§ Objective
Note each line that includes the word "Week". Copy those lines.

Items listed in a dataset
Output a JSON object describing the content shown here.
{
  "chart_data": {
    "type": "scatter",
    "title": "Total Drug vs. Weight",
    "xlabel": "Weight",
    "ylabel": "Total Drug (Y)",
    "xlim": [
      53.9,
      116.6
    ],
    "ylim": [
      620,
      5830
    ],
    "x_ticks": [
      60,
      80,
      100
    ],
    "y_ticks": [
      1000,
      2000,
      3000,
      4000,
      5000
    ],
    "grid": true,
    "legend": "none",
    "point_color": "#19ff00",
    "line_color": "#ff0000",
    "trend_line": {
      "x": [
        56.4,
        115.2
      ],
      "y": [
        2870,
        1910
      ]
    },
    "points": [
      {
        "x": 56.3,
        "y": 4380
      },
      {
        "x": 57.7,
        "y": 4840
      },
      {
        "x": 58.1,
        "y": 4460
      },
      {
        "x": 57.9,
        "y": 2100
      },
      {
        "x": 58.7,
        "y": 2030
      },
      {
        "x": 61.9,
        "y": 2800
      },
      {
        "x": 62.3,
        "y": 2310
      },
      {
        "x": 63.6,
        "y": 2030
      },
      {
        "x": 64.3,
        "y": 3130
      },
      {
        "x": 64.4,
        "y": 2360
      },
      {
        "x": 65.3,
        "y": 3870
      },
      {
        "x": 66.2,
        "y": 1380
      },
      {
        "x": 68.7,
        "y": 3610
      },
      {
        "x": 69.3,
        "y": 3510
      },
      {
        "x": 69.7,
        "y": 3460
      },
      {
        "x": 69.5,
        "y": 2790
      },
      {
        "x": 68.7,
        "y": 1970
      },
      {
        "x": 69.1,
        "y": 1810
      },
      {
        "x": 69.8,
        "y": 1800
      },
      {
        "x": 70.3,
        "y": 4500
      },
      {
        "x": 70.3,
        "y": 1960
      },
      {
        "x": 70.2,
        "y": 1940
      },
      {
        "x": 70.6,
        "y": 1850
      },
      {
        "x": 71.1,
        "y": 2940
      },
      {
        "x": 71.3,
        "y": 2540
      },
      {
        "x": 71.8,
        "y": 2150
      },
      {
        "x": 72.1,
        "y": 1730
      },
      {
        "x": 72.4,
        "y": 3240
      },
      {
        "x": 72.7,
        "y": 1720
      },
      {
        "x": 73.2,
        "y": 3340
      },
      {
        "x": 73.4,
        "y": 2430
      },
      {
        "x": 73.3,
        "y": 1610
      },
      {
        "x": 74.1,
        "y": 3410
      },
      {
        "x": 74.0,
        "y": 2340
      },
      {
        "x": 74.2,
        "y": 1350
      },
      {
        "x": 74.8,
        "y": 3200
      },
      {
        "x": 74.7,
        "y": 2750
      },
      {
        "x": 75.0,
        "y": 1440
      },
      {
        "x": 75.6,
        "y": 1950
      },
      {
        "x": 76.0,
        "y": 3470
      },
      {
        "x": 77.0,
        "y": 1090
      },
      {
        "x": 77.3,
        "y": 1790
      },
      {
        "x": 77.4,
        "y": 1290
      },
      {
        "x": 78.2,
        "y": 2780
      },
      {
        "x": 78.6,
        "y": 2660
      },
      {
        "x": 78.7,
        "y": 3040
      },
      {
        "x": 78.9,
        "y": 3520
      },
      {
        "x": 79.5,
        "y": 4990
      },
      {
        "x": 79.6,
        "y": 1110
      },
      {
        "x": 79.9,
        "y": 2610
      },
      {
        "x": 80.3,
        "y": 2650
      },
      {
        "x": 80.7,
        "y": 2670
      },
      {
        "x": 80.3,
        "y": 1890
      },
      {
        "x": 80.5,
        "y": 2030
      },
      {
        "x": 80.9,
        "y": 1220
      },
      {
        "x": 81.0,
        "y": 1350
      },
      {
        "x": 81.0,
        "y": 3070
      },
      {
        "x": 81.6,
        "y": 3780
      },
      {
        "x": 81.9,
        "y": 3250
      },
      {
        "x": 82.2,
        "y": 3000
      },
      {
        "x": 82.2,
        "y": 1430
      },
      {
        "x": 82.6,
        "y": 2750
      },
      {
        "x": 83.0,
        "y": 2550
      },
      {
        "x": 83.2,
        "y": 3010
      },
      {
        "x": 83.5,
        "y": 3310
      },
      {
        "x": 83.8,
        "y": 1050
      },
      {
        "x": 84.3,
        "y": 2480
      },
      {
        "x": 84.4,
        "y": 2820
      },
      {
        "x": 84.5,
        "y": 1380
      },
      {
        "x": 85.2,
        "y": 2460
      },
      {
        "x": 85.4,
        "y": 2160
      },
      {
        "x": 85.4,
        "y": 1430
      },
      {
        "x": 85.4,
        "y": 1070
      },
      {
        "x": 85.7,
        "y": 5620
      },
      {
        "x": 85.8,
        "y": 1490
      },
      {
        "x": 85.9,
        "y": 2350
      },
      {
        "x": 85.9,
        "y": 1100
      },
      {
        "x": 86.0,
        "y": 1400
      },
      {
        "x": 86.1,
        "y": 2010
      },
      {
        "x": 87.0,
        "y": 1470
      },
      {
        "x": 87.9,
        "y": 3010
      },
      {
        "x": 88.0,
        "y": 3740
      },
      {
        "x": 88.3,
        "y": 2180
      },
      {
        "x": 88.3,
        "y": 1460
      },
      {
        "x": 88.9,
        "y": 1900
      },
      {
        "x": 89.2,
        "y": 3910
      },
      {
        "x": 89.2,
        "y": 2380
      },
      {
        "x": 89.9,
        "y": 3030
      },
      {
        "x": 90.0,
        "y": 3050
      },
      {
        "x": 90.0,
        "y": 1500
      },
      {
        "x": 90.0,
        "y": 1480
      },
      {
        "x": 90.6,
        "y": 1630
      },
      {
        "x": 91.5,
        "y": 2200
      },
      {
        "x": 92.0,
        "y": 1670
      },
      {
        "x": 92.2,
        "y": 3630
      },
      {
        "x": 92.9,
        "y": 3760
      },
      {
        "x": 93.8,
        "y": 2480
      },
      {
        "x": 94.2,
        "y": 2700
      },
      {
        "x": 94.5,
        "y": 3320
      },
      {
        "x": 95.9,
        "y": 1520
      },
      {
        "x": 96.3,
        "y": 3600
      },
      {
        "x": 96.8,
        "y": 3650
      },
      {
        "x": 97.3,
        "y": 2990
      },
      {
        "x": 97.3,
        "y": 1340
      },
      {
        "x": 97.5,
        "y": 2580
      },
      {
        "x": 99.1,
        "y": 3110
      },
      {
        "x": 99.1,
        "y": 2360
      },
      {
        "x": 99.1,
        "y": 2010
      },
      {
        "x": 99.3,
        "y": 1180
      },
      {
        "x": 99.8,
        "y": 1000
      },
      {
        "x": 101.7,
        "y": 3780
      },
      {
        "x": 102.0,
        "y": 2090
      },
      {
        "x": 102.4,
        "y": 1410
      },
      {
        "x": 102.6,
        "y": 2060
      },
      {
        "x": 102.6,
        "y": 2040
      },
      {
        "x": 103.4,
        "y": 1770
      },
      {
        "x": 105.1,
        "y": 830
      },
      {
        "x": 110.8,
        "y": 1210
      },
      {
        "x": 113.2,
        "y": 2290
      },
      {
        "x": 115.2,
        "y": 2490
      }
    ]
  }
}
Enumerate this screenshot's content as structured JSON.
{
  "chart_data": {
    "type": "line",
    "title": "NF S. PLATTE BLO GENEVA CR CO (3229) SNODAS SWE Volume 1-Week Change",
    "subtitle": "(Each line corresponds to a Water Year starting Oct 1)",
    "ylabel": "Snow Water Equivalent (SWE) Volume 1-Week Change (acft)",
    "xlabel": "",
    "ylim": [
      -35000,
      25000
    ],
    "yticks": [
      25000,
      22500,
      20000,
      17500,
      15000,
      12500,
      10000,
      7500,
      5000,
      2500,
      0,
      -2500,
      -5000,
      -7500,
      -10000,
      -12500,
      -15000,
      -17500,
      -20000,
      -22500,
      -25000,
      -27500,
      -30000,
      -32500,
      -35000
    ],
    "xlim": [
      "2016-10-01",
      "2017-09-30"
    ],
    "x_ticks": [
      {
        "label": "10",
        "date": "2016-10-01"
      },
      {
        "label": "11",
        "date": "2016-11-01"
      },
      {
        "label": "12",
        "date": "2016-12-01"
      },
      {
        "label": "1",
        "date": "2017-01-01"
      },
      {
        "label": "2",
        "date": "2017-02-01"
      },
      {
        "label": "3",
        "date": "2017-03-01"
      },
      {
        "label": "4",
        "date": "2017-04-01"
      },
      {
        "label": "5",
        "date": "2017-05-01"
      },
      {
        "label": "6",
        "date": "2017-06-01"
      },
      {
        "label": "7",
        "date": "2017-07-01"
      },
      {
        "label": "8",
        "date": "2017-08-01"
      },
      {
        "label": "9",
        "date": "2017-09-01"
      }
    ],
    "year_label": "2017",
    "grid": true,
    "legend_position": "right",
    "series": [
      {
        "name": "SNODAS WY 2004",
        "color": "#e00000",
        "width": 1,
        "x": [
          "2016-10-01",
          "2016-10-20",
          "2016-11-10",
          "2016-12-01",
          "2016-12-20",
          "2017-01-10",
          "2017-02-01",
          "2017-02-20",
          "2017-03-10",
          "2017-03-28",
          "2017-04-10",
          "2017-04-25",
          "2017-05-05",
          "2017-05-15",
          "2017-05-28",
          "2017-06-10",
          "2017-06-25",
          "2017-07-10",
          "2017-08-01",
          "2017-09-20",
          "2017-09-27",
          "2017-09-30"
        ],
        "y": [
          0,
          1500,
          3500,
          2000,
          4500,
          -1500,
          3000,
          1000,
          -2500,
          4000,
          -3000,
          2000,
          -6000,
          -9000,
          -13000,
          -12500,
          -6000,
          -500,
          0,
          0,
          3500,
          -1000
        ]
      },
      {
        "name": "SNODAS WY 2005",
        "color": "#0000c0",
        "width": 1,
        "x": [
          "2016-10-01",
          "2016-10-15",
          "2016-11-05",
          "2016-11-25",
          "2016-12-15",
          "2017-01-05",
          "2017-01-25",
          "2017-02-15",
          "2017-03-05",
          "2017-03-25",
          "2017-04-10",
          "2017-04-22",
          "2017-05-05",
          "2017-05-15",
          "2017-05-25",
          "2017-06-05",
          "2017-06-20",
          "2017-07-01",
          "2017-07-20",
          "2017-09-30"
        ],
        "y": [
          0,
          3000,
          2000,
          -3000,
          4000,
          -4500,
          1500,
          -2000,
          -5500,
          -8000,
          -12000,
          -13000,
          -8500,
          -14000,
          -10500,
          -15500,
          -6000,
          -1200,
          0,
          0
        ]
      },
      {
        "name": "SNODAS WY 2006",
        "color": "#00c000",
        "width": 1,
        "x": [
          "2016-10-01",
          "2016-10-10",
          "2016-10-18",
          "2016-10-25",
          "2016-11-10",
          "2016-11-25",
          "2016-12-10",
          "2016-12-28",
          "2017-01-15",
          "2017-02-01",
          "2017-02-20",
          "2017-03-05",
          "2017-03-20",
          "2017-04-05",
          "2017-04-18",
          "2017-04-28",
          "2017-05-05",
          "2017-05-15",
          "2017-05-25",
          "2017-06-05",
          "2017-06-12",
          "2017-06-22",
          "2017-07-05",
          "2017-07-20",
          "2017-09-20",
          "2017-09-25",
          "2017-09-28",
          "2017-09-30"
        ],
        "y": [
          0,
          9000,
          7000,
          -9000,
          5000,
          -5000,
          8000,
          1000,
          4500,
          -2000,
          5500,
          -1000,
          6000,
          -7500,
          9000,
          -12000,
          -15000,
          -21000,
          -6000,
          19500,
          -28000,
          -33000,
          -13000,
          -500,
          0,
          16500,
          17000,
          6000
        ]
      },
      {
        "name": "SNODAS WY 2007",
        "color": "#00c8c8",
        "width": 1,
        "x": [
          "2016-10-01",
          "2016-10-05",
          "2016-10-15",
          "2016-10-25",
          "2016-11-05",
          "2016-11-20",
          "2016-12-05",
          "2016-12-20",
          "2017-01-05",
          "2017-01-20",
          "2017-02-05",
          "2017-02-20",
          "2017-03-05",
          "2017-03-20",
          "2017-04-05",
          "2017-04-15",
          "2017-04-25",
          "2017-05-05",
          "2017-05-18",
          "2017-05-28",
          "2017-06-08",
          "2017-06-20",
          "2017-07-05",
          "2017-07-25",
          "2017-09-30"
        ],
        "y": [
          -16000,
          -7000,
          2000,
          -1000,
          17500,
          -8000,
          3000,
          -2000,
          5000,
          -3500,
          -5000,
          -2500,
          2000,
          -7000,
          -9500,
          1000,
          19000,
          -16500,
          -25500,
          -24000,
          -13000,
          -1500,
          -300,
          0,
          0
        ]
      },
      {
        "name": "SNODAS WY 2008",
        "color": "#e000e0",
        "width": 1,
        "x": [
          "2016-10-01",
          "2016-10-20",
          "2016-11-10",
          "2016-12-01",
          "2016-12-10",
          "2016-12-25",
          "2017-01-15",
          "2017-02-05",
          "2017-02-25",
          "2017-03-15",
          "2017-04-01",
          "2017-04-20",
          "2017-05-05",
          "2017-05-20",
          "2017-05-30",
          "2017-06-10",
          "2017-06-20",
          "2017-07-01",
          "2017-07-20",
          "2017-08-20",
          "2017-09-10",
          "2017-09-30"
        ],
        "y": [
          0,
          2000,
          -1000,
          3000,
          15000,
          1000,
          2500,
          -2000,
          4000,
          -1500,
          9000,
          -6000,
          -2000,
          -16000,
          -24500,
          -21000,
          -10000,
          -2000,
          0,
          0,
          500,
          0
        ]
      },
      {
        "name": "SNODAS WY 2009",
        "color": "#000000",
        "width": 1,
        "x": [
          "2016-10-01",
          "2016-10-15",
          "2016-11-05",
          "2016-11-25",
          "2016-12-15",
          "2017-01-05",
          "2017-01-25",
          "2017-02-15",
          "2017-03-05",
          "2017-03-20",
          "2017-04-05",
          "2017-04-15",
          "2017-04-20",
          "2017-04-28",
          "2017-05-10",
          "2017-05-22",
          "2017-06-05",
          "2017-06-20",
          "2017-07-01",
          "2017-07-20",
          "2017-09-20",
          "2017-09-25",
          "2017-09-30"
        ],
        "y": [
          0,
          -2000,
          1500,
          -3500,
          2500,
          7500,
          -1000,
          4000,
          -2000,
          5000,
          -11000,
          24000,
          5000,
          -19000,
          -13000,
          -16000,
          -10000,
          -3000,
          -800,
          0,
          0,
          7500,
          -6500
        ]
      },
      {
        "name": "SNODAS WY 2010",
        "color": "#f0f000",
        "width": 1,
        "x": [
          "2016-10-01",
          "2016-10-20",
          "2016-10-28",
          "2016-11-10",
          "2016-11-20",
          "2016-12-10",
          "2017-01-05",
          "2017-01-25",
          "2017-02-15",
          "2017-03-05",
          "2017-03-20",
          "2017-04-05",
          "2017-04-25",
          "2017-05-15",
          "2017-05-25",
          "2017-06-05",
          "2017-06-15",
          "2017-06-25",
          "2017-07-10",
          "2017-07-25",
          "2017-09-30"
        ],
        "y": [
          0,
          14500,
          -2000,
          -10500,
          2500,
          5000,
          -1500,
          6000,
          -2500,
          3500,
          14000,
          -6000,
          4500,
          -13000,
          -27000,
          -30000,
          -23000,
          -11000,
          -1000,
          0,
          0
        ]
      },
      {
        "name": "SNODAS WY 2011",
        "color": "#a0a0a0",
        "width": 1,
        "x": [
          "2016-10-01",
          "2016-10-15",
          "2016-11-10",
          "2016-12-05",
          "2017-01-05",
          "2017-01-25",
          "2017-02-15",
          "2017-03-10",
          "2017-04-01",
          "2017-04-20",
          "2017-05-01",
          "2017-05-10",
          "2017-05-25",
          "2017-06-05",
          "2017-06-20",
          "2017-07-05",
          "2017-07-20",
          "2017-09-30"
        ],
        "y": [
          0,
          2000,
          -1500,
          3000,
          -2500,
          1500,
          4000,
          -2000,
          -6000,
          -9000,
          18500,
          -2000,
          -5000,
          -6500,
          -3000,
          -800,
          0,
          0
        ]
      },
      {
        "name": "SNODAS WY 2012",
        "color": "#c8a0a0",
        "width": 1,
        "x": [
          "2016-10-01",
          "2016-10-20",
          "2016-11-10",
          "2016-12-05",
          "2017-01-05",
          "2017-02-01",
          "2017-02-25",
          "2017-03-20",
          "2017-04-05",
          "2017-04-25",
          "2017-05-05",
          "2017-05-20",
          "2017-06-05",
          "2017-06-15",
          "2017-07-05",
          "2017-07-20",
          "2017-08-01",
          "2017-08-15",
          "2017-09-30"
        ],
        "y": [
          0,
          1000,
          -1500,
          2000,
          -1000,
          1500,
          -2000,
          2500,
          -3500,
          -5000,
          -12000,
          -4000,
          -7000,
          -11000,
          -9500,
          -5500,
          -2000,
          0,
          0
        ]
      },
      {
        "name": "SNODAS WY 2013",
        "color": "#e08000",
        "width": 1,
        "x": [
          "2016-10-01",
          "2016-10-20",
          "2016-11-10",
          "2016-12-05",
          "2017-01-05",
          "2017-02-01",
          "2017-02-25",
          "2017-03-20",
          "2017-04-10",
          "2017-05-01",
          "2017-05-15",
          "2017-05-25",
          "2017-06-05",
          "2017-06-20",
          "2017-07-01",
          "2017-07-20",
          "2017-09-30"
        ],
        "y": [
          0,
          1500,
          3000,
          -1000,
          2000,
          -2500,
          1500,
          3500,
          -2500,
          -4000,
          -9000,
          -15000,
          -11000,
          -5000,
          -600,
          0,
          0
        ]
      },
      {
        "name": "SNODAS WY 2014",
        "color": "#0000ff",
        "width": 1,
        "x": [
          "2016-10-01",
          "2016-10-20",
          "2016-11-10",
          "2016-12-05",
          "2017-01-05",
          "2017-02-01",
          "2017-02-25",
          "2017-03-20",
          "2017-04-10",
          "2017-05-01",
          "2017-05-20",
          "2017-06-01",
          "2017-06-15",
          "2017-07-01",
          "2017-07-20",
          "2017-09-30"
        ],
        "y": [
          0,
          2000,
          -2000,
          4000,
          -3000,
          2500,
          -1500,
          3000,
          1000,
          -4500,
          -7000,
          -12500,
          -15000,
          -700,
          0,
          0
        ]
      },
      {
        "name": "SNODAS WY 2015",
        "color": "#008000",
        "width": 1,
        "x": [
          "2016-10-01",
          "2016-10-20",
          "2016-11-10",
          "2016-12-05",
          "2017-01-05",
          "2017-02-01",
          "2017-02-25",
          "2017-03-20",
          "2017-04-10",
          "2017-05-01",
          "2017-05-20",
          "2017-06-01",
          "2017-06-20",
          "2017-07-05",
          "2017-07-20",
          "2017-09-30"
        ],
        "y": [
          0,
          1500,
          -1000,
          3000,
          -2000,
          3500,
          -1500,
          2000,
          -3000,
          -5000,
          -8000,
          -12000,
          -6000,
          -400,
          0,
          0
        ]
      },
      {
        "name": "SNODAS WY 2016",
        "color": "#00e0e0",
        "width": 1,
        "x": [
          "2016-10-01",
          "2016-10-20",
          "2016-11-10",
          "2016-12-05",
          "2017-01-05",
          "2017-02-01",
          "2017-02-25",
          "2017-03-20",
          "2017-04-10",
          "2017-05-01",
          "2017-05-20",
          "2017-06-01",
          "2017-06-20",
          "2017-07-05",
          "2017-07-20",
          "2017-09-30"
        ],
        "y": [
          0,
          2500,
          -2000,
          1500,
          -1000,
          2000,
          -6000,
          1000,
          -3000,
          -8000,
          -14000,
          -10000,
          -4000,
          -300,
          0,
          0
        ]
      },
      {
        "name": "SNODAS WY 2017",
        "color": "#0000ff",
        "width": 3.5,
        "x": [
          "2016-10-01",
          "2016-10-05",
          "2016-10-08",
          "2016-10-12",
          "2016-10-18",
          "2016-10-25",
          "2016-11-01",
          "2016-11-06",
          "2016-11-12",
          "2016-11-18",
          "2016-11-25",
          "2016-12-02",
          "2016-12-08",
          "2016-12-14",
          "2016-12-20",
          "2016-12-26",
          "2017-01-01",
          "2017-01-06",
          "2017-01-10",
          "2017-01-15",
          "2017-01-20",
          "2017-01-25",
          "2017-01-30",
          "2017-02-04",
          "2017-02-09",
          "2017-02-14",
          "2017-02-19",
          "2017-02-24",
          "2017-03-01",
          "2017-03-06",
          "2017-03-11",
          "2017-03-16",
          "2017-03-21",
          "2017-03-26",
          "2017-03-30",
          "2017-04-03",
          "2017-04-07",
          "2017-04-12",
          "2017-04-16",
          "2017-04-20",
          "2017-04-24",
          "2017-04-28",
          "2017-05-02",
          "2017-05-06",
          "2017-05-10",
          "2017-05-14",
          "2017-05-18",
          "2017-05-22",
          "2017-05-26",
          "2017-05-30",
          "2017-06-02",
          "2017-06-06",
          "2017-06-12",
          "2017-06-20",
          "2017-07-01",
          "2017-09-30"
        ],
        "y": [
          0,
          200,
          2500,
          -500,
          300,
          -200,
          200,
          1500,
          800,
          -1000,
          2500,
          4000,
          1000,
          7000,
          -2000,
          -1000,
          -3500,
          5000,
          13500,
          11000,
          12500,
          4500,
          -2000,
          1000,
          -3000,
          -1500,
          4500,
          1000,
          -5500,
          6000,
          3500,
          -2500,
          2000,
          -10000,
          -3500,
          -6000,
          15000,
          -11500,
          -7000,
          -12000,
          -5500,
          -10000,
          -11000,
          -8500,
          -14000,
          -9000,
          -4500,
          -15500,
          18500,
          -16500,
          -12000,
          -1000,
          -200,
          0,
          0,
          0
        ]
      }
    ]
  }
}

§ Solution
    "title": "NF S. PLATTE BLO GENEVA CR CO (3229) SNODAS SWE Volume 1-Week Change",
    "ylabel": "Snow Water Equivalent (SWE) Volume 1-Week Change (acft)",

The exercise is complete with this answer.